■ Objective ■
Among the entries below, find the lines with "depuis" and copy them.

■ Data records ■

* * * * * * *

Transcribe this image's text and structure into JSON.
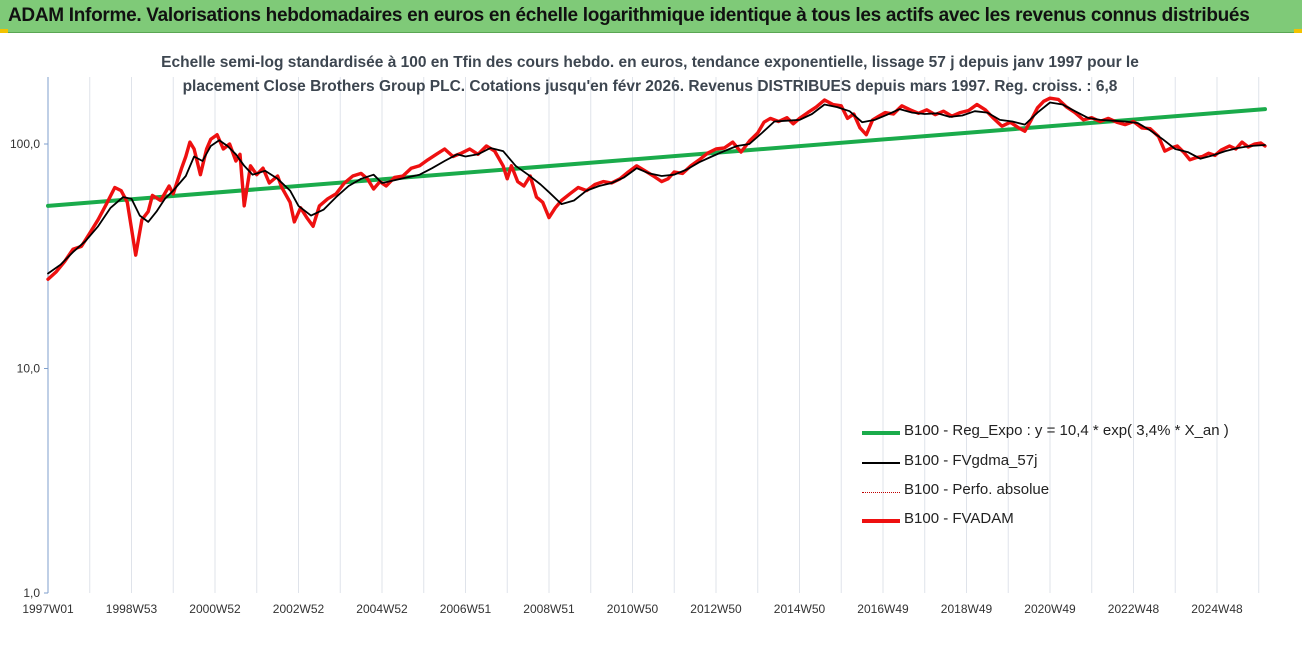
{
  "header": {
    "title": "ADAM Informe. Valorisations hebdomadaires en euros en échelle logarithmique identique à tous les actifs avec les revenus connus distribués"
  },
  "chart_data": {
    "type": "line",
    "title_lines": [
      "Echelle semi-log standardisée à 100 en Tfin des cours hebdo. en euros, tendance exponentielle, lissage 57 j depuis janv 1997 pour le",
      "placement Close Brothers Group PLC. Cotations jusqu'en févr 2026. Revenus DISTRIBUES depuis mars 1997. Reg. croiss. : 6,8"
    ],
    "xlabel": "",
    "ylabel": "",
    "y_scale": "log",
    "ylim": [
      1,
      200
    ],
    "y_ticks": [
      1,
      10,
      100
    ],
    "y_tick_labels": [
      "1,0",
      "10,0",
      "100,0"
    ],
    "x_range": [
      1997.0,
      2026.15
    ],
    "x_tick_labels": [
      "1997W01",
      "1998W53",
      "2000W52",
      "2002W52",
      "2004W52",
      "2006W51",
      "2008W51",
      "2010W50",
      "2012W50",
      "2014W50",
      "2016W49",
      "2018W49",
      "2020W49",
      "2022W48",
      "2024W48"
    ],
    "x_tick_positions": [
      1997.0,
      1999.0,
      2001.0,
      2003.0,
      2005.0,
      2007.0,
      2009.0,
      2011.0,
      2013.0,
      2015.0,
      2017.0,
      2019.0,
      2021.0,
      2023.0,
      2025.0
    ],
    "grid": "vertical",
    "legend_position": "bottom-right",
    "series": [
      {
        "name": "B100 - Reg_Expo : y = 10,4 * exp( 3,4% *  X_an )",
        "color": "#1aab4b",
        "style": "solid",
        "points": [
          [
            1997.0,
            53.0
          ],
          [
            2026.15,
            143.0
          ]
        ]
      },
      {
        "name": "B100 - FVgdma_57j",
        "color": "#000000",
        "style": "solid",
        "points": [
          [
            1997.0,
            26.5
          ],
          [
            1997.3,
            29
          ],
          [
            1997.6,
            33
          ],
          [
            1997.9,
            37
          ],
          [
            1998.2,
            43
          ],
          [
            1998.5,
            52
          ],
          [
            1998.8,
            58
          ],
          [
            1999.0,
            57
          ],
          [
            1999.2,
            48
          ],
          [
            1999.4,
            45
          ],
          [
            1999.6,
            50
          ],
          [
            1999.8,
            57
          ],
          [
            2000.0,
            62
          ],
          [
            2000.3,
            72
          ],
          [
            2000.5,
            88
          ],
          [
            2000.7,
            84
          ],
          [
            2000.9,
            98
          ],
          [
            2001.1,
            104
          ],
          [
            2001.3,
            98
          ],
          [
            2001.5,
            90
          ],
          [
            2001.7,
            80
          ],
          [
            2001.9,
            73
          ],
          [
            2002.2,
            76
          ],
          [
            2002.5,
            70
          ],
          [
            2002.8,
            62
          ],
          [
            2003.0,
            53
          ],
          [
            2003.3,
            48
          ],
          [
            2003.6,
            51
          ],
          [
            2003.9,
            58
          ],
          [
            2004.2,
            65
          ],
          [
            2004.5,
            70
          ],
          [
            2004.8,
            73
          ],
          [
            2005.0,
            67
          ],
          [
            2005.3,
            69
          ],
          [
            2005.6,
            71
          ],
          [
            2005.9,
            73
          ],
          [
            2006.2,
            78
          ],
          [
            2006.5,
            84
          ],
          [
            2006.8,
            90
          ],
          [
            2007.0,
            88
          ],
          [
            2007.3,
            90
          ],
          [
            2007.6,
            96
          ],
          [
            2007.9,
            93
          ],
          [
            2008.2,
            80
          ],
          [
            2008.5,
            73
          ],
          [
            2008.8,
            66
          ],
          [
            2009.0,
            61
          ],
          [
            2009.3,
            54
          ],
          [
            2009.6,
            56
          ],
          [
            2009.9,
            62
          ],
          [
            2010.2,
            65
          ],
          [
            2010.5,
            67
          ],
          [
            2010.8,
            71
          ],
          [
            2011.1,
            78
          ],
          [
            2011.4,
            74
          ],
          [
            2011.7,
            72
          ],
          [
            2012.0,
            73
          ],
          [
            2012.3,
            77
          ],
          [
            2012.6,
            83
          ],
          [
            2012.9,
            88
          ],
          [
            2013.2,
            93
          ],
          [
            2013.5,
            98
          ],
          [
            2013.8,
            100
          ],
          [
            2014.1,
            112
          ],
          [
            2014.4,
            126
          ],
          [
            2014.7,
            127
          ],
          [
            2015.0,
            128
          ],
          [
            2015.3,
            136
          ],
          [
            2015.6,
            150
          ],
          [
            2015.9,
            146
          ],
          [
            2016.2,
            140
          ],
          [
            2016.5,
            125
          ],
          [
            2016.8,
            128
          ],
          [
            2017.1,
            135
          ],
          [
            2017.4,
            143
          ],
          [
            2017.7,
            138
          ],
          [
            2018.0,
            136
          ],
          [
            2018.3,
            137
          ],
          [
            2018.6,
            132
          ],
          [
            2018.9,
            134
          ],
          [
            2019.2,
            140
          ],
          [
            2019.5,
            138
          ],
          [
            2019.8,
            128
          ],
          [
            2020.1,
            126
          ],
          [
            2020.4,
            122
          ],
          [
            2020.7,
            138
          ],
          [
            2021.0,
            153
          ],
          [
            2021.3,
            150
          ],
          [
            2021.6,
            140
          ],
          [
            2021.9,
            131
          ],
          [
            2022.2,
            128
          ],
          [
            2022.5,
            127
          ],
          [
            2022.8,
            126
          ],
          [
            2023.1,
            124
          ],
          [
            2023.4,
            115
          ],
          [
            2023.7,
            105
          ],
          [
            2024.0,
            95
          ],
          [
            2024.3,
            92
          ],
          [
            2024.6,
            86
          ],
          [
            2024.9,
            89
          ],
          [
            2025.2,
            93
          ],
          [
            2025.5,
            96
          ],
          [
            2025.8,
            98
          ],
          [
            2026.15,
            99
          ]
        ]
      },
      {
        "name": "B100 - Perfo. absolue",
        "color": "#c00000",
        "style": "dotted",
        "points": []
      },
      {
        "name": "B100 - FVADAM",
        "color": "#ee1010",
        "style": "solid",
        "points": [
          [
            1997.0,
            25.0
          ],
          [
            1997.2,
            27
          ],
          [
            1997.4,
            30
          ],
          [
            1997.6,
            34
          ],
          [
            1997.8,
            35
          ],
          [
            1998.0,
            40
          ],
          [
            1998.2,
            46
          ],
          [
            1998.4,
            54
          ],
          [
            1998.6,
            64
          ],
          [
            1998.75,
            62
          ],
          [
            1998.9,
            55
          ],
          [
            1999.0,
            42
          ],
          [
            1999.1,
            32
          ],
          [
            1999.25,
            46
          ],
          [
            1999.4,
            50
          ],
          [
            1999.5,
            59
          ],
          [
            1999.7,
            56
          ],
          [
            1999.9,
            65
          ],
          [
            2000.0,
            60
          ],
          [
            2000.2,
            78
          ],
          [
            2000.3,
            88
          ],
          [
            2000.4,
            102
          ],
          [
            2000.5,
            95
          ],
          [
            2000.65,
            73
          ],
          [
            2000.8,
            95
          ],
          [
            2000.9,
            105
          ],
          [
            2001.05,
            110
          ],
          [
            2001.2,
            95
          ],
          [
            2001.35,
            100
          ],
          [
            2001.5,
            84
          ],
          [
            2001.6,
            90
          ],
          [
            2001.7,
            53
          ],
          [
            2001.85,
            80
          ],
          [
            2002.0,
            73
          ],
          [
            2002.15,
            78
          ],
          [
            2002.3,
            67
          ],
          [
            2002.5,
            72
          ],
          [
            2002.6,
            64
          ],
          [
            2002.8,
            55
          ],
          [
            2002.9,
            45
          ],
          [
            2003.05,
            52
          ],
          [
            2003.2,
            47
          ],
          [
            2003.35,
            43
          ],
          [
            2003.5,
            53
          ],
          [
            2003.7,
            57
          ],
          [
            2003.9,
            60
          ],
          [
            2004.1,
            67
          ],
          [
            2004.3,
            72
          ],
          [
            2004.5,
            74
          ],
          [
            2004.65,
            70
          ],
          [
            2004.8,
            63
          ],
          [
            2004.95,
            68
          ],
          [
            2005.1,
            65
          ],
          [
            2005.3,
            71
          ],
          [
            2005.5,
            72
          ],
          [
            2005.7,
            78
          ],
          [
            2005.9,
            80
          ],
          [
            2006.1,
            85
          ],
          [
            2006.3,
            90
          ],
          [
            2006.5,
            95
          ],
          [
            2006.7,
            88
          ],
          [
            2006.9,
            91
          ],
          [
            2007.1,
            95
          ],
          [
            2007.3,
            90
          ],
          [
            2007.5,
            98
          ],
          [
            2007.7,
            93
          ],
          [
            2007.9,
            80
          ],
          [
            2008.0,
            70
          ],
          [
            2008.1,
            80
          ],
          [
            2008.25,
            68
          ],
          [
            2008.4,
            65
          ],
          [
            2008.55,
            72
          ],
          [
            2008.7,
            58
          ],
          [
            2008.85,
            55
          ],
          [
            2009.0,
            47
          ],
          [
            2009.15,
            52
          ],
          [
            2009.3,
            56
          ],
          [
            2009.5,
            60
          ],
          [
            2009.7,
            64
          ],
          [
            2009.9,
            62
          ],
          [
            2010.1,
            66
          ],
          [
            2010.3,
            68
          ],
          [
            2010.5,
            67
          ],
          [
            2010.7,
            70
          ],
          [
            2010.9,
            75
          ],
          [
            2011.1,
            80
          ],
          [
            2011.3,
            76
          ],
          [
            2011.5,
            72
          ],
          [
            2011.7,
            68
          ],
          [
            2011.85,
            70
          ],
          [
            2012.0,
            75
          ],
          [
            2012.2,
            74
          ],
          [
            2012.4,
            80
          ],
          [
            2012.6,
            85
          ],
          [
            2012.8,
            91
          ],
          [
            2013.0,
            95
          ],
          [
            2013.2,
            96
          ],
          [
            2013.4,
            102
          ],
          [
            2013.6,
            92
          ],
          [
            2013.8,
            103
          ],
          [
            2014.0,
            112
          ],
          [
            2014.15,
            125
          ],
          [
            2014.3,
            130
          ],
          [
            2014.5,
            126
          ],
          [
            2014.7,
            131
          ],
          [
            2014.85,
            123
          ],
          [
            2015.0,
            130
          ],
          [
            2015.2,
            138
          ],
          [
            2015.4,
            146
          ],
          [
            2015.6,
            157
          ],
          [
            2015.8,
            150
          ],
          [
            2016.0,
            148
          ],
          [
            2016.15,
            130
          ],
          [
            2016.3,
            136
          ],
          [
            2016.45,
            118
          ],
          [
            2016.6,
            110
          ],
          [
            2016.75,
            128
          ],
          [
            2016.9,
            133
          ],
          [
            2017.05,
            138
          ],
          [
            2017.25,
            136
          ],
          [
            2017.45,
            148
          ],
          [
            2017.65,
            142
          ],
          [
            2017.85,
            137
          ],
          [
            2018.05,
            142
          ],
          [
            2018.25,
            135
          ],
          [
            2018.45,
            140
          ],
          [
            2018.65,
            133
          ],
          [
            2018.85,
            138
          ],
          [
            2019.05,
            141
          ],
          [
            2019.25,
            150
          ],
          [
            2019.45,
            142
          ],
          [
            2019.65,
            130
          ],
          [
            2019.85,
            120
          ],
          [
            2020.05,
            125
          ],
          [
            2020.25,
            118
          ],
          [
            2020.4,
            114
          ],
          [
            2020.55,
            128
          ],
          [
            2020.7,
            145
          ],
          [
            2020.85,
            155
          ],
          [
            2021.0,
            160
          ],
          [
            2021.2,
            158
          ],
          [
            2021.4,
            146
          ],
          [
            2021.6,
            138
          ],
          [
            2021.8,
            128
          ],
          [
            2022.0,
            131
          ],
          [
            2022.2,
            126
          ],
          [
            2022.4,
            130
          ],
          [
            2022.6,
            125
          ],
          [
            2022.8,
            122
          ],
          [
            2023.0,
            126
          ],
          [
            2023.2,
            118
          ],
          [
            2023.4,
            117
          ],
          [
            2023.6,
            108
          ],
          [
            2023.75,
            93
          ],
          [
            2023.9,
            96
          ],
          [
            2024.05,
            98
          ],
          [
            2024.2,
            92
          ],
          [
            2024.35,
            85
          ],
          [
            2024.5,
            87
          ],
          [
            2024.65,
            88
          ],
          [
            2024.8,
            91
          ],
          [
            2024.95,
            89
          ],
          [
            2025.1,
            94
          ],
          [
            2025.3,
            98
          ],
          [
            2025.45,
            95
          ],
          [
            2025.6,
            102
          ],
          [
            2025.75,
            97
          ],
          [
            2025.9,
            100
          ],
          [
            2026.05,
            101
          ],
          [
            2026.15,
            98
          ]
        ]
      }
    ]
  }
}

* * * * * * *

■ Task answer ■
      "Echelle semi-log standardisée à 100 en Tfin des cours hebdo. en euros, tendance exponentielle, lissage 57 j depuis janv 1997 pour le",
      "placement Close Brothers Group PLC. Cotations jusqu'en févr 2026. Revenus DISTRIBUES depuis mars 1997. Reg. croiss. : 6,8"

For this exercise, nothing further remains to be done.